> _Task_:
Set down each record exactly as written.

● ● ● ● ● ● ●

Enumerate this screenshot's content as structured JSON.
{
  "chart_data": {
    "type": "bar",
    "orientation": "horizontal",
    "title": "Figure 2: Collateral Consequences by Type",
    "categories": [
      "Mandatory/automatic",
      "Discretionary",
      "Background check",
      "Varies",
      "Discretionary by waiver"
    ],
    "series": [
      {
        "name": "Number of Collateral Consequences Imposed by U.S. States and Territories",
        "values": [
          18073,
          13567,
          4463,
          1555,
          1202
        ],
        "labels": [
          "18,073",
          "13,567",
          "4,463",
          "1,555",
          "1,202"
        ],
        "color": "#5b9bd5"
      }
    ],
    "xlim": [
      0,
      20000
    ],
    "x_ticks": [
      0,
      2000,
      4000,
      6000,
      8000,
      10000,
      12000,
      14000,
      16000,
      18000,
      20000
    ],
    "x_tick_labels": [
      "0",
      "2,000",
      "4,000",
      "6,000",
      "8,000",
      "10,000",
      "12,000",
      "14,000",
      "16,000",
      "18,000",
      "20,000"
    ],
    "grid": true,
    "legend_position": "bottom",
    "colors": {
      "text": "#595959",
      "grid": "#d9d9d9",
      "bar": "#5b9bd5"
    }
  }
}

● ● ● ● ● ● ●

> _Written solution_:
Enumerate this screenshot's content as structured JSON.
{
  "chart_data": {
    "type": "bar",
    "orientation": "horizontal",
    "title": "Figure 2: Collateral Consequences by Type",
    "categories": [
      "Mandatory/automatic",
      "Discretionary",
      "Background check",
      "Varies",
      "Discretionary by waiver"
    ],
    "series": [
      {
        "name": "Number of Collateral Consequences Imposed by U.S. States and Territories",
        "values": [
          18073,
          13567,
          4463,
          1555,
          1202
        ],
        "labels": [
          "18,073",
          "13,567",
          "4,463",
          "1,555",
          "1,202"
        ],
        "color": "#5b9bd5"
      }
    ],
    "xlim": [
      0,
      20000
    ],
    "x_ticks": [
      0,
      2000,
      4000,
      6000,
      8000,
      10000,
      12000,
      14000,
      16000,
      18000,
      20000
    ],
    "x_tick_labels": [
      "0",
      "2,000",
      "4,000",
      "6,000",
      "8,000",
      "10,000",
      "12,000",
      "14,000",
      "16,000",
      "18,000",
      "20,000"
    ],
    "grid": true,
    "legend_position": "bottom",
    "colors": {
      "text": "#595959",
      "grid": "#d9d9d9",
      "bar": "#5b9bd5"
    }
  }
}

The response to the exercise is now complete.